Directive: Pull out every line with the word "this" from the entries below.

Record list:

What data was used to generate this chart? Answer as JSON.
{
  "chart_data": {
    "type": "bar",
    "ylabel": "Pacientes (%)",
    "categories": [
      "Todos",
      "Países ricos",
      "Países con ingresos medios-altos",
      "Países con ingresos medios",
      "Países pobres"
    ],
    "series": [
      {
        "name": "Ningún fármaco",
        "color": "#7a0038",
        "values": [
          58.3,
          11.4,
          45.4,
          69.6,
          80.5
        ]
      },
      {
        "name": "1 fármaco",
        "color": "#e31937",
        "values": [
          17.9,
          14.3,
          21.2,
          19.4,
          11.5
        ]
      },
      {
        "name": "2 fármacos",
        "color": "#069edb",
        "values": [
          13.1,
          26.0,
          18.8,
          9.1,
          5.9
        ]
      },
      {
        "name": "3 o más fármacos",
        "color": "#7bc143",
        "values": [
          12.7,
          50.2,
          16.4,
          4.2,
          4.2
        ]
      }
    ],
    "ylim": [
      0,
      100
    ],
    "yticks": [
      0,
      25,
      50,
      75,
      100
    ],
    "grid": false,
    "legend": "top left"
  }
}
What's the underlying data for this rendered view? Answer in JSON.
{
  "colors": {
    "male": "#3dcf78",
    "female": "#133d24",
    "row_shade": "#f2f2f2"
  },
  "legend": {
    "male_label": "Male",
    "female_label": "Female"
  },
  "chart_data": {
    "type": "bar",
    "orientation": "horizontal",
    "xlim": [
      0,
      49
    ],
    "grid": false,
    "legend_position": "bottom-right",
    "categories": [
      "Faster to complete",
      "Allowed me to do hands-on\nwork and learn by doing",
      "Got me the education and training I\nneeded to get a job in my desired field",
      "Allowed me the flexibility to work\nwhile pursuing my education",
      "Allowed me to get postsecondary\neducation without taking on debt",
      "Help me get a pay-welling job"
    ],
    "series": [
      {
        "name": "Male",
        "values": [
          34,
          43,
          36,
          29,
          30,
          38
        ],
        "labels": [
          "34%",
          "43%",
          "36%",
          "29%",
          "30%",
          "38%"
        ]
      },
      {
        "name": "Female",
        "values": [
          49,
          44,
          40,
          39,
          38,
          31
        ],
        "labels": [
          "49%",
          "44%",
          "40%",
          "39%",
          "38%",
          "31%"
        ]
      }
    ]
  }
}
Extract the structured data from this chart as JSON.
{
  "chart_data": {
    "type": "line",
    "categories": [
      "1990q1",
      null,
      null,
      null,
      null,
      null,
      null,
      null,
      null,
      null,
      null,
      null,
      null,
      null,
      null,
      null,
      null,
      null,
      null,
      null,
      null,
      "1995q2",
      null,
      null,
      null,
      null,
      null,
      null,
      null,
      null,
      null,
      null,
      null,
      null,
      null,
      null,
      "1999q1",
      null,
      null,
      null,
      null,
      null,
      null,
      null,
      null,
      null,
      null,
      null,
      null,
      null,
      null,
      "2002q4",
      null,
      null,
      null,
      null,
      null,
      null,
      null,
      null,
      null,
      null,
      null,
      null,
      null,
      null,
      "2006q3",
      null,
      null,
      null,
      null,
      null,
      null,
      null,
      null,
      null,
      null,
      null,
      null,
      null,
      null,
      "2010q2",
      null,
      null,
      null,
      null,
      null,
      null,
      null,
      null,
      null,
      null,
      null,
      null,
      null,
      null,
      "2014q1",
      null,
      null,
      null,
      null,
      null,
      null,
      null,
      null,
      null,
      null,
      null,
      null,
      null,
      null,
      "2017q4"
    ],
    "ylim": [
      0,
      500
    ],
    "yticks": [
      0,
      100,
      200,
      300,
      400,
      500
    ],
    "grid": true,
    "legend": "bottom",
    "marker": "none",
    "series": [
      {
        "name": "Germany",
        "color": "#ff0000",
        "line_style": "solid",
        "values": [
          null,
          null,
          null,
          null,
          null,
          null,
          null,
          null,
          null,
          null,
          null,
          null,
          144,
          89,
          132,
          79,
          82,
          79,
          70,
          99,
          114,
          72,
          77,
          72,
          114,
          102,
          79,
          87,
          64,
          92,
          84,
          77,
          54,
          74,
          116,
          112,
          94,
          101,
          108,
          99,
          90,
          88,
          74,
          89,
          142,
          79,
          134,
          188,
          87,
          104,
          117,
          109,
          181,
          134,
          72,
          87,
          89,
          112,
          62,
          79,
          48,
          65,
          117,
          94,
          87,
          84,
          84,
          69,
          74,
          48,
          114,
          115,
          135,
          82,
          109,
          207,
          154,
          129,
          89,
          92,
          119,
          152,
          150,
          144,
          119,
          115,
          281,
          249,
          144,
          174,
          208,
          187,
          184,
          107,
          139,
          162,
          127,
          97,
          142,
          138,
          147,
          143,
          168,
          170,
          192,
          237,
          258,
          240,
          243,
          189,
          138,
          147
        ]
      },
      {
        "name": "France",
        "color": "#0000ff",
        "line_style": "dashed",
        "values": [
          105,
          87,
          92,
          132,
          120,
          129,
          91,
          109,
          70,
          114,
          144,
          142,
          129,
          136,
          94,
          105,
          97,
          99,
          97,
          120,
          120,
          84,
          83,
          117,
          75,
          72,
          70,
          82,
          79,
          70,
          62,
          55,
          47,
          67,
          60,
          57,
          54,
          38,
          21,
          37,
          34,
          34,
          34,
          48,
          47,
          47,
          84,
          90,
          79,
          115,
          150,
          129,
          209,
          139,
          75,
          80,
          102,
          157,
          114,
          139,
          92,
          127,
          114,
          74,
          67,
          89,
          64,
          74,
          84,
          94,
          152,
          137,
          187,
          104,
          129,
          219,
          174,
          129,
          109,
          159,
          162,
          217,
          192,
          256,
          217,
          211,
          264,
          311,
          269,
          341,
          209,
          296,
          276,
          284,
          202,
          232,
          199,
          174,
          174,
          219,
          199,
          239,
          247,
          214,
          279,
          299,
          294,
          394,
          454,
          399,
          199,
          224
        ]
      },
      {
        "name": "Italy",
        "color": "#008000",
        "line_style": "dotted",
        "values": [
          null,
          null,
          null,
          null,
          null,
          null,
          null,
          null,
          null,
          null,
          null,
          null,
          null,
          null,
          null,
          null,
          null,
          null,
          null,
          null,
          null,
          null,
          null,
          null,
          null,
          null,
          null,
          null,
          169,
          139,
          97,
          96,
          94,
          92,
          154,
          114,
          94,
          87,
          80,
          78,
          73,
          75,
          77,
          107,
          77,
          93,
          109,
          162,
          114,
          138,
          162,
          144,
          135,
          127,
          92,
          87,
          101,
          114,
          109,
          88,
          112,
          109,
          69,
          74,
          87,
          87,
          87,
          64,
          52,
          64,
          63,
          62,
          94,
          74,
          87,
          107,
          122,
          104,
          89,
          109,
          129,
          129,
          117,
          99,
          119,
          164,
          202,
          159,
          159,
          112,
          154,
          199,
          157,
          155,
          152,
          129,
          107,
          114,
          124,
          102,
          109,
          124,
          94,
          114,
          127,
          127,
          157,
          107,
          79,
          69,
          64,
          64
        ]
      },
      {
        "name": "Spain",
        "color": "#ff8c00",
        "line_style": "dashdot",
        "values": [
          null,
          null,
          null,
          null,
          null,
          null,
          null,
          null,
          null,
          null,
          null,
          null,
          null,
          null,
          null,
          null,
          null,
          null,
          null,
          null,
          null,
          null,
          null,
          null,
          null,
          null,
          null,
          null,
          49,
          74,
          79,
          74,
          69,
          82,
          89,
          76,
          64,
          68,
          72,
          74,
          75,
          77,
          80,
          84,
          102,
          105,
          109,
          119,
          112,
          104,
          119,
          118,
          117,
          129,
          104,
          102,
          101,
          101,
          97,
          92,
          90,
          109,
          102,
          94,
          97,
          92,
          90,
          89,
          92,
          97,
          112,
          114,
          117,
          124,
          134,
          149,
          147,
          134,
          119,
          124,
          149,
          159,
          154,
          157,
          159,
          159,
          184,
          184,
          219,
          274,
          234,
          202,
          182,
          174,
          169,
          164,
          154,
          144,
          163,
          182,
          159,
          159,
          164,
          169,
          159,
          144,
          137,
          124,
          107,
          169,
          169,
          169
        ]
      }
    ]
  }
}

Answer in full:
What data was used to generate this chart? Answer as JSON.
What's the underlying data for this rendered view? Answer in JSON.
Extract the structured data from this chart as JSON.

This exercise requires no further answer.